Set problem: Compute the number of lines that include the string "relevant", then output that number and nothing else.

Data listing:
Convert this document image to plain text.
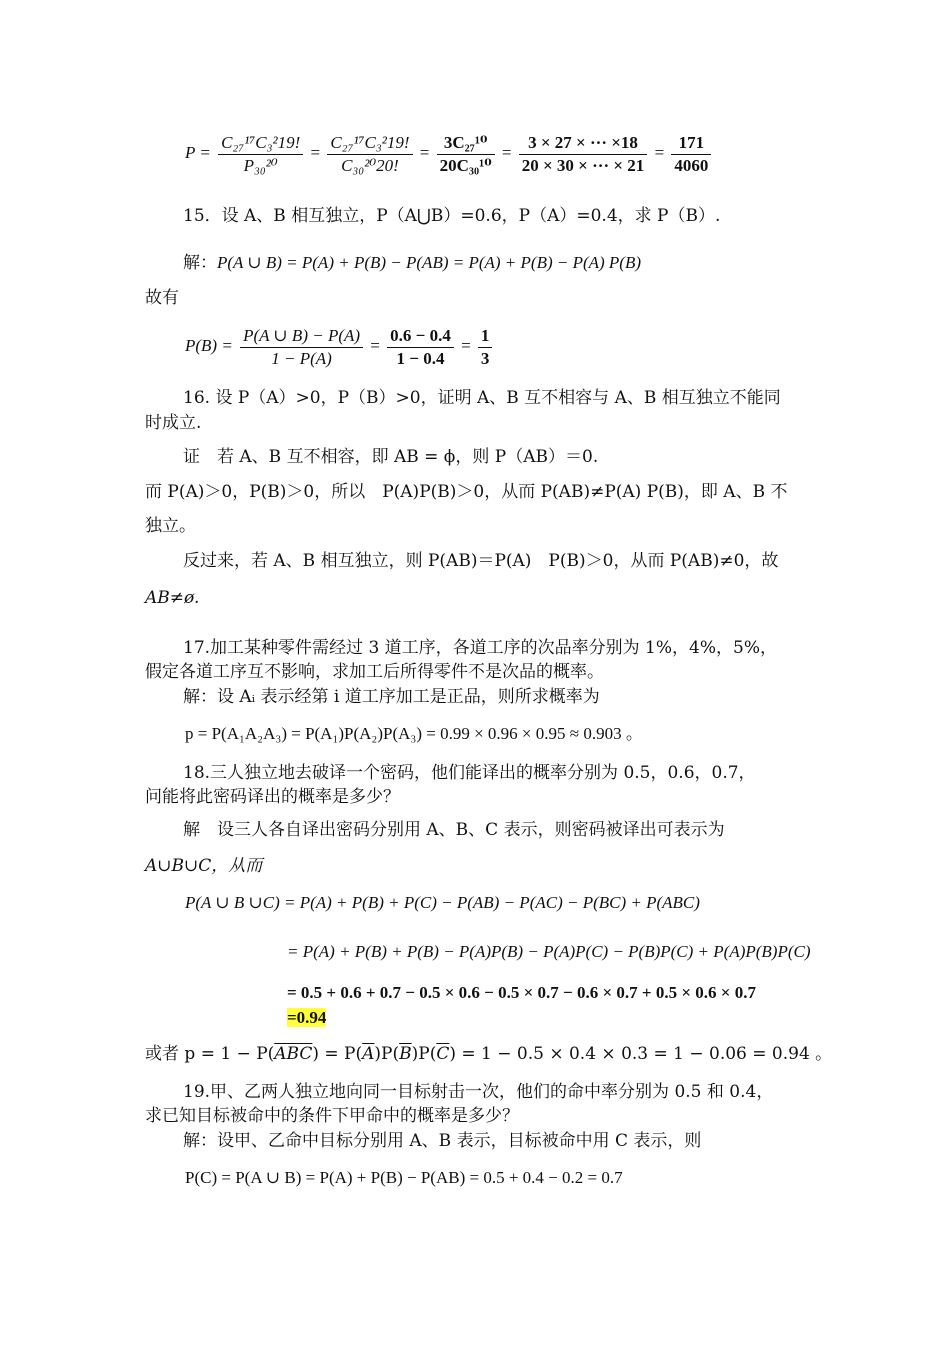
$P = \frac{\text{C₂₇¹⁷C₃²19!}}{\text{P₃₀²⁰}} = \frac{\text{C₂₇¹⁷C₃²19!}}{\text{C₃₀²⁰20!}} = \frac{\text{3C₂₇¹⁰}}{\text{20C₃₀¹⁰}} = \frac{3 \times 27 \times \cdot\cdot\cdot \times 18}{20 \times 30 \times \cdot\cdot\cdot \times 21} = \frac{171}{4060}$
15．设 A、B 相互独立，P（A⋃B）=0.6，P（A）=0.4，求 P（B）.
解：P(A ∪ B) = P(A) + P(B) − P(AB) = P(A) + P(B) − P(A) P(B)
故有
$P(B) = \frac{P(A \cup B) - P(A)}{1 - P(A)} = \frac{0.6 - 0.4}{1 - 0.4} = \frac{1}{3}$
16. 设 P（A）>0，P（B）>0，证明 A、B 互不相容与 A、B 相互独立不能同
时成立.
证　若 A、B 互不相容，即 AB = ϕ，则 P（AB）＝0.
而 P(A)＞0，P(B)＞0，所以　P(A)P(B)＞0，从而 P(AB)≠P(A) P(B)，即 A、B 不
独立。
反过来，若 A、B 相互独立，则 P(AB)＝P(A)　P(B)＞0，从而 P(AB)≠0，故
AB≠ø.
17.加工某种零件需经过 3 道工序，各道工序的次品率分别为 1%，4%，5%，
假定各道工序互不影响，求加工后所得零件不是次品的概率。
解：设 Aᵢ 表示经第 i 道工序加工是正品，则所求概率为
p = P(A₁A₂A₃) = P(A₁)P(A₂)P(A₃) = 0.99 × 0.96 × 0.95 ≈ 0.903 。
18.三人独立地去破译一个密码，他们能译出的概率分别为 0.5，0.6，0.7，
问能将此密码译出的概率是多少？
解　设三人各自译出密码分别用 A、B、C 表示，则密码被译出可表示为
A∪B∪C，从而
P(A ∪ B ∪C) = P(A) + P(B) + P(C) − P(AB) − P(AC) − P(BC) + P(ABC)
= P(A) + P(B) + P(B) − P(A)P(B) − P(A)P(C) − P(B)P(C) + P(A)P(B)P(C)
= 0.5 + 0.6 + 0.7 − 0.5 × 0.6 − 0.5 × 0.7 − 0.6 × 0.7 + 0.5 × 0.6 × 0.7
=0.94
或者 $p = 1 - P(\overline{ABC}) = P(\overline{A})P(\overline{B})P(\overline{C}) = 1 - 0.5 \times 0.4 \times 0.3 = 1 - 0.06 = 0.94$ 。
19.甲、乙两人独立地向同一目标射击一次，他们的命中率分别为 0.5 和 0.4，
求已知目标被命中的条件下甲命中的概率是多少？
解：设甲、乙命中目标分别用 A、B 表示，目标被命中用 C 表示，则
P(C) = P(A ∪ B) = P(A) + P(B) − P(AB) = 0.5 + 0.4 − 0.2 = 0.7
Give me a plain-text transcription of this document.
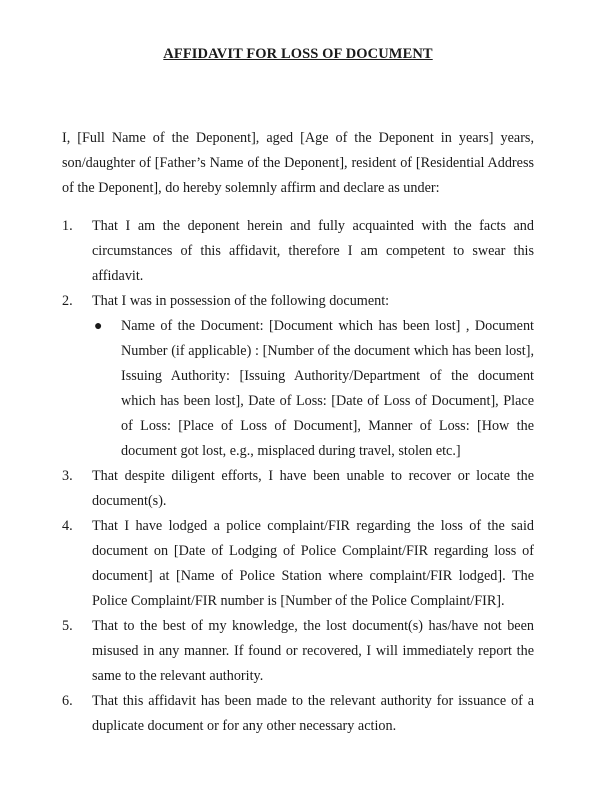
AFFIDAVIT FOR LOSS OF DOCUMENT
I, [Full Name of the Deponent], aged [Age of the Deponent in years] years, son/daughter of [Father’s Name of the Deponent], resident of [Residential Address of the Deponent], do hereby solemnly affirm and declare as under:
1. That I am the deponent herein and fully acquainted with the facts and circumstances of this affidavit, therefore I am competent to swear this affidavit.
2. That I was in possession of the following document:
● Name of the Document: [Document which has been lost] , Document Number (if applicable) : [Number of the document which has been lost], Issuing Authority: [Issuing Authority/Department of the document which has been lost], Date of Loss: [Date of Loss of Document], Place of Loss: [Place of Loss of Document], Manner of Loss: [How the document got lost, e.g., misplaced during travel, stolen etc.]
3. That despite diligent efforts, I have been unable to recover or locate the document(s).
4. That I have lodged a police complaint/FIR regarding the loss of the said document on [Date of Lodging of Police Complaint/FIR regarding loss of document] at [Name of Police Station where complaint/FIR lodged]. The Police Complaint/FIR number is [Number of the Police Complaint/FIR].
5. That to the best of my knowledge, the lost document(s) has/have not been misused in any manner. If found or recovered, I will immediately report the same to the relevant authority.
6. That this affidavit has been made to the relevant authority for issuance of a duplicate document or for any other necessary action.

Written answer: 2